Set task
Take the line containing "Read this page and output its text content." and every line after it to the end of the material below; reproduce them exactly, without pictures.

Supplied data

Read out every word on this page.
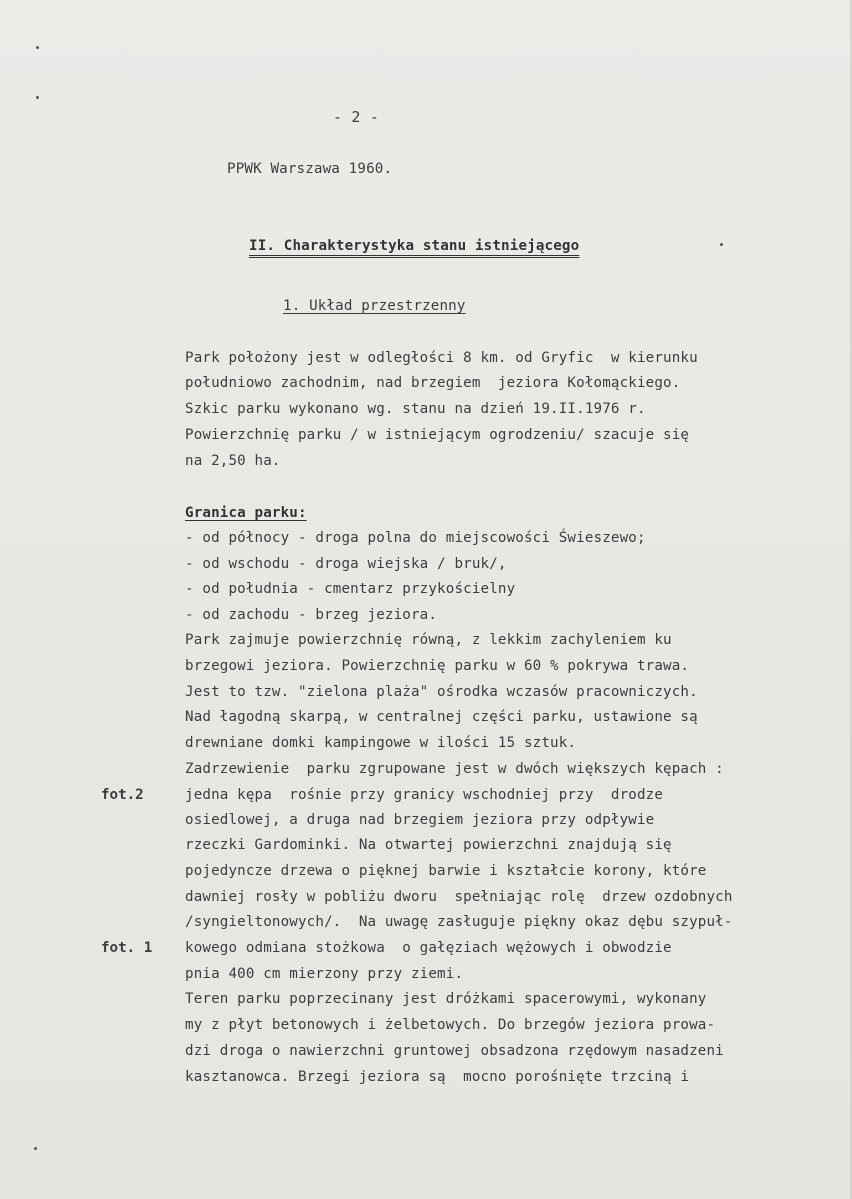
- 2 -
PPWK Warszawa 1960.
II. Charakterystyka stanu istniejącego
1. Układ przestrzenny
Park położony jest w odległości 8 km. od Gryfic  w kierunku
południowo zachodnim, nad brzegiem  jeziora Kołomąckiego.
Szkic parku wykonano wg. stanu na dzień 19.II.1976 r.
Powierzchnię parku / w istniejącym ogrodzeniu/ szacuje się
na 2,50 ha.
Granica parku:
- od północy - droga polna do miejscowości Świeszewo;
- od wschodu - droga wiejska / bruk/,
- od południa - cmentarz przykościelny
- od zachodu - brzeg jeziora.
Park zajmuje powierzchnię równą, z lekkim zachyleniem ku
brzegowi jeziora. Powierzchnię parku w 60 % pokrywa trawa.
Jest to tzw. "zielona plaża" ośrodka wczasów pracowniczych.
Nad łagodną skarpą, w centralnej części parku, ustawione są
drewniane domki kampingowe w ilości 15 sztuk.
Zadrzewienie  parku zgrupowane jest w dwóch większych kępach :
jedna kępa  rośnie przy granicy wschodniej przy  drodze
osiedlowej, a druga nad brzegiem jeziora przy odpływie
rzeczki Gardominki. Na otwartej powierzchni znajdują się
pojedyncze drzewa o pięknej barwie i kształcie korony, które
dawniej rosły w pobliżu dworu  spełniając rolę  drzew ozdobnych
/syngieltonowych/.  Na uwagę zasługuje piękny okaz dębu szypuł-
kowego odmiana stożkowa  o gałęziach wężowych i obwodzie
pnia 400 cm mierzony przy ziemi.
Teren parku poprzecinany jest dróżkami spacerowymi, wykonany
my z płyt betonowych i żelbetowych. Do brzegów jeziora prowa-
dzi droga o nawierzchni gruntowej obsadzona rzędowym nasadzeni
kasztanowca. Brzegi jeziora są  mocno porośnięte trzciną i
fot.2
fot. 1
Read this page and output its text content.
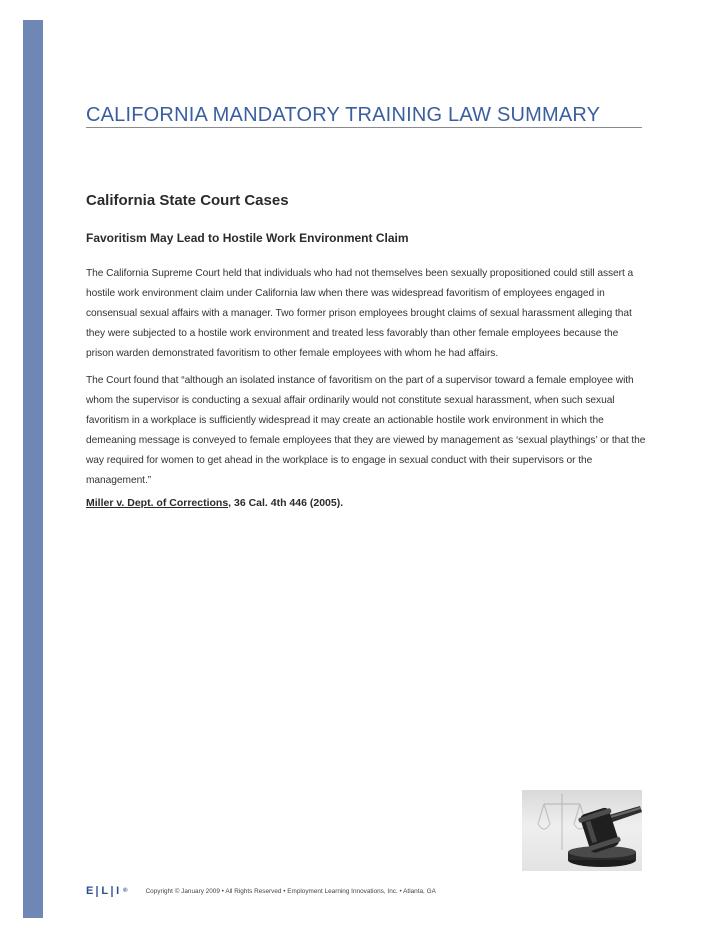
CALIFORNIA MANDATORY TRAINING LAW SUMMARY
California State Court Cases
Favoritism May Lead to Hostile Work Environment Claim
The California Supreme Court held that individuals who had not themselves been sexually propositioned could still assert a hostile work environment claim under California law when there was widespread favoritism of employees engaged in consensual sexual affairs with a manager. Two former prison employees brought claims of sexual harassment alleging that they were subjected to a hostile work environment and treated less favorably than other female employees because the prison warden demonstrated favoritism to other female employees with whom he had affairs.
The Court found that “although an isolated instance of favoritism on the part of a supervisor toward a female employee with whom the supervisor is conducting a sexual affair ordinarily would not constitute sexual harassment, when such sexual favoritism in a workplace is sufficiently widespread it may create an actionable hostile work environment in which the demeaning message is conveyed to female employees that they are viewed by management as ‘sexual playthings’ or that the way required for women to get ahead in the workplace is to engage in sexual conduct with their supervisors or the management.”
Miller v. Dept. of Corrections, 36 Cal. 4th 446 (2005).
E L I ®	Copyright © January 2009 • All Rights Reserved • Employment Learning Innovations, Inc. • Atlanta, GA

Solution for this problem
Read this page and output its text content.
CALIFORNIA MANDATORY TRAINING LAW SUMMARY
California State Court Cases
Favoritism May Lead to Hostile Work Environment Claim
The California Supreme Court held that individuals who had not themselves been sexually propositioned could still assert a hostile work environment claim under California law when there was widespread favoritism of employees engaged in consensual sexual affairs with a manager. Two former prison employees brought claims of sexual harassment alleging that they were subjected to a hostile work environment and treated less favorably than other female employees because the prison warden demonstrated favoritism to other female employees with whom he had affairs.
The Court found that “although an isolated instance of favoritism on the part of a supervisor toward a female employee with whom the supervisor is conducting a sexual affair ordinarily would not constitute sexual harassment, when such sexual favoritism in a workplace is sufficiently widespread it may create an actionable hostile work environment in which the demeaning message is conveyed to female employees that they are viewed by management as ‘sexual playthings’ or that the way required for women to get ahead in the workplace is to engage in sexual conduct with their supervisors or the management.”
Miller v. Dept. of Corrections, 36 Cal. 4th 446 (2005).
E L I ®	Copyright © January 2009 • All Rights Reserved • Employment Learning Innovations, Inc. • Atlanta, GA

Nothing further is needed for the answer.